* GIVEN INSTRUCTION
Select every line holding the word "skor" and copy it.

* MATERIAL FOR THE TASK
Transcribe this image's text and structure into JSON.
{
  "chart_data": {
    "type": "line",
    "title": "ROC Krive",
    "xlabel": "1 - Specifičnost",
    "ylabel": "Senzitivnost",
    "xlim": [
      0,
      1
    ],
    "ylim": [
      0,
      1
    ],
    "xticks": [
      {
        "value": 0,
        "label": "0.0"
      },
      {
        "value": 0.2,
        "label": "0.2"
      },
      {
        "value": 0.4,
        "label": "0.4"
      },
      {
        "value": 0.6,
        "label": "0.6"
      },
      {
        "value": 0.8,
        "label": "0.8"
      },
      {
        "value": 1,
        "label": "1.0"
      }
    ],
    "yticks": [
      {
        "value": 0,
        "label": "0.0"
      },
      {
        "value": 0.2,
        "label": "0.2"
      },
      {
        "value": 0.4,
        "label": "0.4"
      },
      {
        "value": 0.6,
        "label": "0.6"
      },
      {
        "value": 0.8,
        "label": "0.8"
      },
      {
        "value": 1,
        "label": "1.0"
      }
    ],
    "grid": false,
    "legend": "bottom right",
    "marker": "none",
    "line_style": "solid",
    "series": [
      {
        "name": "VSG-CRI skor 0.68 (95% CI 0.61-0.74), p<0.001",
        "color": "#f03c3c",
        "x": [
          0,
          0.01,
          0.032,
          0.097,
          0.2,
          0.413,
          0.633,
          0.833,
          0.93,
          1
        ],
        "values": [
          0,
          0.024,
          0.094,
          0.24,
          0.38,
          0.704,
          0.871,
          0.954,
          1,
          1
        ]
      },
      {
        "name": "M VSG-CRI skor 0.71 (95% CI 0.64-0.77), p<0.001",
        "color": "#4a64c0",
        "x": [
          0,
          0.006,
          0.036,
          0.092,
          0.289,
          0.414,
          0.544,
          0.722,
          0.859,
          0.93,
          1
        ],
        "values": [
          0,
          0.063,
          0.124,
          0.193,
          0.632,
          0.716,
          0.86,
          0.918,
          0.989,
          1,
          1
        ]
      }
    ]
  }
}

* ANSWER IN FULL
        "name": "VSG-CRI skor 0.68 (95% CI 0.61-0.74), p<0.001",
        "name": "M VSG-CRI skor 0.71 (95% CI 0.64-0.77), p<0.001",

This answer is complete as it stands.